# [GIVEN PROBLEM]
Write out, precisely and in full, each line of the material.

(Records from a data collection)
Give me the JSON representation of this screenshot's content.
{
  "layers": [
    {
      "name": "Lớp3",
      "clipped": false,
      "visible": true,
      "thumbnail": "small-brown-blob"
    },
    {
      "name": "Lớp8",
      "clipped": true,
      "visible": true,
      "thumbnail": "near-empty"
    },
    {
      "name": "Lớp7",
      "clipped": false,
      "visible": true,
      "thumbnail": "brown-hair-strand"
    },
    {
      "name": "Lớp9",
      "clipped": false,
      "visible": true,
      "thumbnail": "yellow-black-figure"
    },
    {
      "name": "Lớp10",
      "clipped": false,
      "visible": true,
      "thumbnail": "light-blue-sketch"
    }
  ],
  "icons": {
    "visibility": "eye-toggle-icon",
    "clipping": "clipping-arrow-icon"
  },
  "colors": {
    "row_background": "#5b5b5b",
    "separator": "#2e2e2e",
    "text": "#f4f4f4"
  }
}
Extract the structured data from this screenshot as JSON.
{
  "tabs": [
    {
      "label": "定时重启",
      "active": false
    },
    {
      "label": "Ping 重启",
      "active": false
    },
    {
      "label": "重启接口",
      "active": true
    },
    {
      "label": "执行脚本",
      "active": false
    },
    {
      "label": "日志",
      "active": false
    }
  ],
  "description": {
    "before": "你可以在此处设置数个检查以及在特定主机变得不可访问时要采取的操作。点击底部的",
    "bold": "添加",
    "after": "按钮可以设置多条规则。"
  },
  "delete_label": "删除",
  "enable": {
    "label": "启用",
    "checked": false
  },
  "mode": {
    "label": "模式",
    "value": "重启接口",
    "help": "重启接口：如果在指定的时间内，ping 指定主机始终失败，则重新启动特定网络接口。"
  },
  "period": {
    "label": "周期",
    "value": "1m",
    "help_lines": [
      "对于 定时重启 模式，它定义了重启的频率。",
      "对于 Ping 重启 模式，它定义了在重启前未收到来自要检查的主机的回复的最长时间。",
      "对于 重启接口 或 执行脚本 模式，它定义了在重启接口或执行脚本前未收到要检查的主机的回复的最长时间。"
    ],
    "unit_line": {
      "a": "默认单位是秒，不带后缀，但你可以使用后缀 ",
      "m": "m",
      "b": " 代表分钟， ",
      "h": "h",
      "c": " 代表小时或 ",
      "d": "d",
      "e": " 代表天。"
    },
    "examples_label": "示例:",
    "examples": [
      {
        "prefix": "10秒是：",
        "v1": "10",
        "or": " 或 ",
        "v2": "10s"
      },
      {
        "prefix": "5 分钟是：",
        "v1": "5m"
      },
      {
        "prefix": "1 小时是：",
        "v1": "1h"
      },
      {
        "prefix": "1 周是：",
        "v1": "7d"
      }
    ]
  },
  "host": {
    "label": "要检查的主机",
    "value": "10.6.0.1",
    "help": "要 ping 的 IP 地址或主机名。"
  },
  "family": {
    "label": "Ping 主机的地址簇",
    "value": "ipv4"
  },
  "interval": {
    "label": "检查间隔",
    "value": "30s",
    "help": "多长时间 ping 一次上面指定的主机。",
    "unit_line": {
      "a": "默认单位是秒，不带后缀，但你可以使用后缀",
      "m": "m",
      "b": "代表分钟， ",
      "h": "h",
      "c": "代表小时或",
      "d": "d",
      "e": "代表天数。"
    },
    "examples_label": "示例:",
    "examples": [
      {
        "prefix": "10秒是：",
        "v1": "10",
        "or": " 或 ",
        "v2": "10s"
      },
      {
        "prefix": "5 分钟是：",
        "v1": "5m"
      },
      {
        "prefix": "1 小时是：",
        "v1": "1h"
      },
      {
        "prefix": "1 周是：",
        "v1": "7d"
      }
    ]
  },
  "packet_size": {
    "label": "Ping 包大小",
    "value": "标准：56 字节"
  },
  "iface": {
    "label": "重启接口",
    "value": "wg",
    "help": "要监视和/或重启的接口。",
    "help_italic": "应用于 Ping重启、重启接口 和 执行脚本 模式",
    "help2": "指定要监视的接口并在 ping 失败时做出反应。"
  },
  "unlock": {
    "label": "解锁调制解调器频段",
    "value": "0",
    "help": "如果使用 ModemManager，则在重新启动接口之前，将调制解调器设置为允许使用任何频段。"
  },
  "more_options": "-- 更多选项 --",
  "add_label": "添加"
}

# [SOLUTION FOR THIS PROBLEM]
Give me the JSON representation of this screenshot's content.
{
  "layers": [
    {
      "name": "Lớp3",
      "clipped": false,
      "visible": true,
      "thumbnail": "small-brown-blob"
    },
    {
      "name": "Lớp8",
      "clipped": true,
      "visible": true,
      "thumbnail": "near-empty"
    },
    {
      "name": "Lớp7",
      "clipped": false,
      "visible": true,
      "thumbnail": "brown-hair-strand"
    },
    {
      "name": "Lớp9",
      "clipped": false,
      "visible": true,
      "thumbnail": "yellow-black-figure"
    },
    {
      "name": "Lớp10",
      "clipped": false,
      "visible": true,
      "thumbnail": "light-blue-sketch"
    }
  ],
  "icons": {
    "visibility": "eye-toggle-icon",
    "clipping": "clipping-arrow-icon"
  },
  "colors": {
    "row_background": "#5b5b5b",
    "separator": "#2e2e2e",
    "text": "#f4f4f4"
  }
}
Extract the structured data from this screenshot as JSON.
{
  "tabs": [
    {
      "label": "定时重启",
      "active": false
    },
    {
      "label": "Ping 重启",
      "active": false
    },
    {
      "label": "重启接口",
      "active": true
    },
    {
      "label": "执行脚本",
      "active": false
    },
    {
      "label": "日志",
      "active": false
    }
  ],
  "description": {
    "before": "你可以在此处设置数个检查以及在特定主机变得不可访问时要采取的操作。点击底部的",
    "bold": "添加",
    "after": "按钮可以设置多条规则。"
  },
  "delete_label": "删除",
  "enable": {
    "label": "启用",
    "checked": false
  },
  "mode": {
    "label": "模式",
    "value": "重启接口",
    "help": "重启接口：如果在指定的时间内，ping 指定主机始终失败，则重新启动特定网络接口。"
  },
  "period": {
    "label": "周期",
    "value": "1m",
    "help_lines": [
      "对于 定时重启 模式，它定义了重启的频率。",
      "对于 Ping 重启 模式，它定义了在重启前未收到来自要检查的主机的回复的最长时间。",
      "对于 重启接口 或 执行脚本 模式，它定义了在重启接口或执行脚本前未收到要检查的主机的回复的最长时间。"
    ],
    "unit_line": {
      "a": "默认单位是秒，不带后缀，但你可以使用后缀 ",
      "m": "m",
      "b": " 代表分钟， ",
      "h": "h",
      "c": " 代表小时或 ",
      "d": "d",
      "e": " 代表天。"
    },
    "examples_label": "示例:",
    "examples": [
      {
        "prefix": "10秒是：",
        "v1": "10",
        "or": " 或 ",
        "v2": "10s"
      },
      {
        "prefix": "5 分钟是：",
        "v1": "5m"
      },
      {
        "prefix": "1 小时是：",
        "v1": "1h"
      },
      {
        "prefix": "1 周是：",
        "v1": "7d"
      }
    ]
  },
  "host": {
    "label": "要检查的主机",
    "value": "10.6.0.1",
    "help": "要 ping 的 IP 地址或主机名。"
  },
  "family": {
    "label": "Ping 主机的地址簇",
    "value": "ipv4"
  },
  "interval": {
    "label": "检查间隔",
    "value": "30s",
    "help": "多长时间 ping 一次上面指定的主机。",
    "unit_line": {
      "a": "默认单位是秒，不带后缀，但你可以使用后缀",
      "m": "m",
      "b": "代表分钟， ",
      "h": "h",
      "c": "代表小时或",
      "d": "d",
      "e": "代表天数。"
    },
    "examples_label": "示例:",
    "examples": [
      {
        "prefix": "10秒是：",
        "v1": "10",
        "or": " 或 ",
        "v2": "10s"
      },
      {
        "prefix": "5 分钟是：",
        "v1": "5m"
      },
      {
        "prefix": "1 小时是：",
        "v1": "1h"
      },
      {
        "prefix": "1 周是：",
        "v1": "7d"
      }
    ]
  },
  "packet_size": {
    "label": "Ping 包大小",
    "value": "标准：56 字节"
  },
  "iface": {
    "label": "重启接口",
    "value": "wg",
    "help": "要监视和/或重启的接口。",
    "help_italic": "应用于 Ping重启、重启接口 和 执行脚本 模式",
    "help2": "指定要监视的接口并在 ping 失败时做出反应。"
  },
  "unlock": {
    "label": "解锁调制解调器频段",
    "value": "0",
    "help": "如果使用 ModemManager，则在重新启动接口之前，将调制解调器设置为允许使用任何频段。"
  },
  "more_options": "-- 更多选项 --",
  "add_label": "添加"
}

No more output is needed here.